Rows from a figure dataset
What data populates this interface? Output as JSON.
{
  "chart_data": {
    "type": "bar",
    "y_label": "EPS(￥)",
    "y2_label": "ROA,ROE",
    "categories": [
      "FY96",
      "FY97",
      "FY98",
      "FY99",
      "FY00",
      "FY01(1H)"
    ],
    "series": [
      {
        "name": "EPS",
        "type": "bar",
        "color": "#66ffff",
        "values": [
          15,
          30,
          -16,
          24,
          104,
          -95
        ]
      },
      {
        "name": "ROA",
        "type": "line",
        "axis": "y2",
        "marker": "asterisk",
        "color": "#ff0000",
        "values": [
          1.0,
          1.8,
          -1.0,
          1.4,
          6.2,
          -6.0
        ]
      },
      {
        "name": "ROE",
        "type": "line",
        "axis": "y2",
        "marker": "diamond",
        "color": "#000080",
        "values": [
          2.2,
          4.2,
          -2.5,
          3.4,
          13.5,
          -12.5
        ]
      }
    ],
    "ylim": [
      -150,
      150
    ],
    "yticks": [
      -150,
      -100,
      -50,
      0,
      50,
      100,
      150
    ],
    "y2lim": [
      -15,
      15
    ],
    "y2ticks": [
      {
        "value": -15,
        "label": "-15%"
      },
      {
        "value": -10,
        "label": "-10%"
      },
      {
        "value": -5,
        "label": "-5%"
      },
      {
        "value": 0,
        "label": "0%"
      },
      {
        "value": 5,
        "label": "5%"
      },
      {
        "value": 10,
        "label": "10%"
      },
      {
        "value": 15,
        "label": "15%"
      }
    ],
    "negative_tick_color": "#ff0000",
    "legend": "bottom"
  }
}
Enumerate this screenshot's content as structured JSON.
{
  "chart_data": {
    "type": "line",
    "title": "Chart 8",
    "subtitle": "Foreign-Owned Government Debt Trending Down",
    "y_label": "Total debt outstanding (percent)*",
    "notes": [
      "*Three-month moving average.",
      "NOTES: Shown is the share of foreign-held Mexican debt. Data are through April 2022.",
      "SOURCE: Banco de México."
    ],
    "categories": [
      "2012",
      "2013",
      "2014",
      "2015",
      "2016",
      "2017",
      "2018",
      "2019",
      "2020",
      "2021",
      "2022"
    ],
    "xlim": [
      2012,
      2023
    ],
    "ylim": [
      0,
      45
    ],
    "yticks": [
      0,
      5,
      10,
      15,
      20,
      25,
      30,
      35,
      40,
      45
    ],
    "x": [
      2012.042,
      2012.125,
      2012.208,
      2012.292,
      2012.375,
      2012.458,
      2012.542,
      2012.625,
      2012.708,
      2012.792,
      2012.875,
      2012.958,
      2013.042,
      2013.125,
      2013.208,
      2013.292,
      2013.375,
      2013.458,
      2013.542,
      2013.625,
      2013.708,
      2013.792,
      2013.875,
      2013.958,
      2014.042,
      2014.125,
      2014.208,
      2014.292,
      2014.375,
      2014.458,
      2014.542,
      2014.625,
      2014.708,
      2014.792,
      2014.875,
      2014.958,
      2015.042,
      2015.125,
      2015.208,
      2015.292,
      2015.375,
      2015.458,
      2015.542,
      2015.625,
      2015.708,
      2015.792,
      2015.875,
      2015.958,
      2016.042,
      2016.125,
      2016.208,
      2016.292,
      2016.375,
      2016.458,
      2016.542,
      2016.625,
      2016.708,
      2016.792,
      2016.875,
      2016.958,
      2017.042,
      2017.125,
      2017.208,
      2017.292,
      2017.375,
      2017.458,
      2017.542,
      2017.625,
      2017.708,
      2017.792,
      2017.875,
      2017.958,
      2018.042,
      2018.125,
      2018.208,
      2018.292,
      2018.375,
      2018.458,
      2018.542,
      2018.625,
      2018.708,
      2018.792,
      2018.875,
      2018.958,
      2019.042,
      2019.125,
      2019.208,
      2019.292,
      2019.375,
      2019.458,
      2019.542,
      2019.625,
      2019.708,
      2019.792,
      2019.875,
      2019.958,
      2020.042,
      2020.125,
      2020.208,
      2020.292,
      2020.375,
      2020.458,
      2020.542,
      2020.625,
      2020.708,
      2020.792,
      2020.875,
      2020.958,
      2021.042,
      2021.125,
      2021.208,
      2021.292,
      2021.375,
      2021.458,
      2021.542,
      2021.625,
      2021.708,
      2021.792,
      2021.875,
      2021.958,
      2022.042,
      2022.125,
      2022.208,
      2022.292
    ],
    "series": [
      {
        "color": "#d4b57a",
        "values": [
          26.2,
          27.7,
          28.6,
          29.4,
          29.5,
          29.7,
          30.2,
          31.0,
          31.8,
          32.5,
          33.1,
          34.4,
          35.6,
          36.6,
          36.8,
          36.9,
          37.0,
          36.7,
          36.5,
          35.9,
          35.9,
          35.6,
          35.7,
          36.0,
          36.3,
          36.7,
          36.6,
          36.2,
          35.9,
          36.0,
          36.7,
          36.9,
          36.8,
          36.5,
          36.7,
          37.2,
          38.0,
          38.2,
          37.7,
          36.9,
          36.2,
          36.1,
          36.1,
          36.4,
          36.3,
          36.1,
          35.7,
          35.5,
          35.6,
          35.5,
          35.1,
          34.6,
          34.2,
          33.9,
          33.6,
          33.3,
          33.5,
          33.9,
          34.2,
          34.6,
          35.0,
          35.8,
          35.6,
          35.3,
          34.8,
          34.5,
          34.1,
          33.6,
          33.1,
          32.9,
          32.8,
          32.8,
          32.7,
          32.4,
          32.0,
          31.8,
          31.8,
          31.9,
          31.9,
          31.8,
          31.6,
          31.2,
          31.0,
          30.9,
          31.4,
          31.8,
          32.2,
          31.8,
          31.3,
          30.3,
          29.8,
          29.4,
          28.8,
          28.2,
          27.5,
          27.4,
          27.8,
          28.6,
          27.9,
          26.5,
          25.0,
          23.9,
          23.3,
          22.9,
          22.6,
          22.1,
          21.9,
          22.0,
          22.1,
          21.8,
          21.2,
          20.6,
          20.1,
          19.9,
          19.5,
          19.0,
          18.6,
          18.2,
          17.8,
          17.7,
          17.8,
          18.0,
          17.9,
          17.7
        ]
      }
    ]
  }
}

■ **What to do**
Quote all the records exactly, please, leaving none out.

■ **Written response**
What data populates this interface? Output as JSON.
{
  "chart_data": {
    "type": "bar",
    "y_label": "EPS(￥)",
    "y2_label": "ROA,ROE",
    "categories": [
      "FY96",
      "FY97",
      "FY98",
      "FY99",
      "FY00",
      "FY01(1H)"
    ],
    "series": [
      {
        "name": "EPS",
        "type": "bar",
        "color": "#66ffff",
        "values": [
          15,
          30,
          -16,
          24,
          104,
          -95
        ]
      },
      {
        "name": "ROA",
        "type": "line",
        "axis": "y2",
        "marker": "asterisk",
        "color": "#ff0000",
        "values": [
          1.0,
          1.8,
          -1.0,
          1.4,
          6.2,
          -6.0
        ]
      },
      {
        "name": "ROE",
        "type": "line",
        "axis": "y2",
        "marker": "diamond",
        "color": "#000080",
        "values": [
          2.2,
          4.2,
          -2.5,
          3.4,
          13.5,
          -12.5
        ]
      }
    ],
    "ylim": [
      -150,
      150
    ],
    "yticks": [
      -150,
      -100,
      -50,
      0,
      50,
      100,
      150
    ],
    "y2lim": [
      -15,
      15
    ],
    "y2ticks": [
      {
        "value": -15,
        "label": "-15%"
      },
      {
        "value": -10,
        "label": "-10%"
      },
      {
        "value": -5,
        "label": "-5%"
      },
      {
        "value": 0,
        "label": "0%"
      },
      {
        "value": 5,
        "label": "5%"
      },
      {
        "value": 10,
        "label": "10%"
      },
      {
        "value": 15,
        "label": "15%"
      }
    ],
    "negative_tick_color": "#ff0000",
    "legend": "bottom"
  }
}
Enumerate this screenshot's content as structured JSON.
{
  "chart_data": {
    "type": "line",
    "title": "Chart 8",
    "subtitle": "Foreign-Owned Government Debt Trending Down",
    "y_label": "Total debt outstanding (percent)*",
    "notes": [
      "*Three-month moving average.",
      "NOTES: Shown is the share of foreign-held Mexican debt. Data are through April 2022.",
      "SOURCE: Banco de México."
    ],
    "categories": [
      "2012",
      "2013",
      "2014",
      "2015",
      "2016",
      "2017",
      "2018",
      "2019",
      "2020",
      "2021",
      "2022"
    ],
    "xlim": [
      2012,
      2023
    ],
    "ylim": [
      0,
      45
    ],
    "yticks": [
      0,
      5,
      10,
      15,
      20,
      25,
      30,
      35,
      40,
      45
    ],
    "x": [
      2012.042,
      2012.125,
      2012.208,
      2012.292,
      2012.375,
      2012.458,
      2012.542,
      2012.625,
      2012.708,
      2012.792,
      2012.875,
      2012.958,
      2013.042,
      2013.125,
      2013.208,
      2013.292,
      2013.375,
      2013.458,
      2013.542,
      2013.625,
      2013.708,
      2013.792,
      2013.875,
      2013.958,
      2014.042,
      2014.125,
      2014.208,
      2014.292,
      2014.375,
      2014.458,
      2014.542,
      2014.625,
      2014.708,
      2014.792,
      2014.875,
      2014.958,
      2015.042,
      2015.125,
      2015.208,
      2015.292,
      2015.375,
      2015.458,
      2015.542,
      2015.625,
      2015.708,
      2015.792,
      2015.875,
      2015.958,
      2016.042,
      2016.125,
      2016.208,
      2016.292,
      2016.375,
      2016.458,
      2016.542,
      2016.625,
      2016.708,
      2016.792,
      2016.875,
      2016.958,
      2017.042,
      2017.125,
      2017.208,
      2017.292,
      2017.375,
      2017.458,
      2017.542,
      2017.625,
      2017.708,
      2017.792,
      2017.875,
      2017.958,
      2018.042,
      2018.125,
      2018.208,
      2018.292,
      2018.375,
      2018.458,
      2018.542,
      2018.625,
      2018.708,
      2018.792,
      2018.875,
      2018.958,
      2019.042,
      2019.125,
      2019.208,
      2019.292,
      2019.375,
      2019.458,
      2019.542,
      2019.625,
      2019.708,
      2019.792,
      2019.875,
      2019.958,
      2020.042,
      2020.125,
      2020.208,
      2020.292,
      2020.375,
      2020.458,
      2020.542,
      2020.625,
      2020.708,
      2020.792,
      2020.875,
      2020.958,
      2021.042,
      2021.125,
      2021.208,
      2021.292,
      2021.375,
      2021.458,
      2021.542,
      2021.625,
      2021.708,
      2021.792,
      2021.875,
      2021.958,
      2022.042,
      2022.125,
      2022.208,
      2022.292
    ],
    "series": [
      {
        "color": "#d4b57a",
        "values": [
          26.2,
          27.7,
          28.6,
          29.4,
          29.5,
          29.7,
          30.2,
          31.0,
          31.8,
          32.5,
          33.1,
          34.4,
          35.6,
          36.6,
          36.8,
          36.9,
          37.0,
          36.7,
          36.5,
          35.9,
          35.9,
          35.6,
          35.7,
          36.0,
          36.3,
          36.7,
          36.6,
          36.2,
          35.9,
          36.0,
          36.7,
          36.9,
          36.8,
          36.5,
          36.7,
          37.2,
          38.0,
          38.2,
          37.7,
          36.9,
          36.2,
          36.1,
          36.1,
          36.4,
          36.3,
          36.1,
          35.7,
          35.5,
          35.6,
          35.5,
          35.1,
          34.6,
          34.2,
          33.9,
          33.6,
          33.3,
          33.5,
          33.9,
          34.2,
          34.6,
          35.0,
          35.8,
          35.6,
          35.3,
          34.8,
          34.5,
          34.1,
          33.6,
          33.1,
          32.9,
          32.8,
          32.8,
          32.7,
          32.4,
          32.0,
          31.8,
          31.8,
          31.9,
          31.9,
          31.8,
          31.6,
          31.2,
          31.0,
          30.9,
          31.4,
          31.8,
          32.2,
          31.8,
          31.3,
          30.3,
          29.8,
          29.4,
          28.8,
          28.2,
          27.5,
          27.4,
          27.8,
          28.6,
          27.9,
          26.5,
          25.0,
          23.9,
          23.3,
          22.9,
          22.6,
          22.1,
          21.9,
          22.0,
          22.1,
          21.8,
          21.2,
          20.6,
          20.1,
          19.9,
          19.5,
          19.0,
          18.6,
          18.2,
          17.8,
          17.7,
          17.8,
          18.0,
          17.9,
          17.7
        ]
      }
    ]
  }
}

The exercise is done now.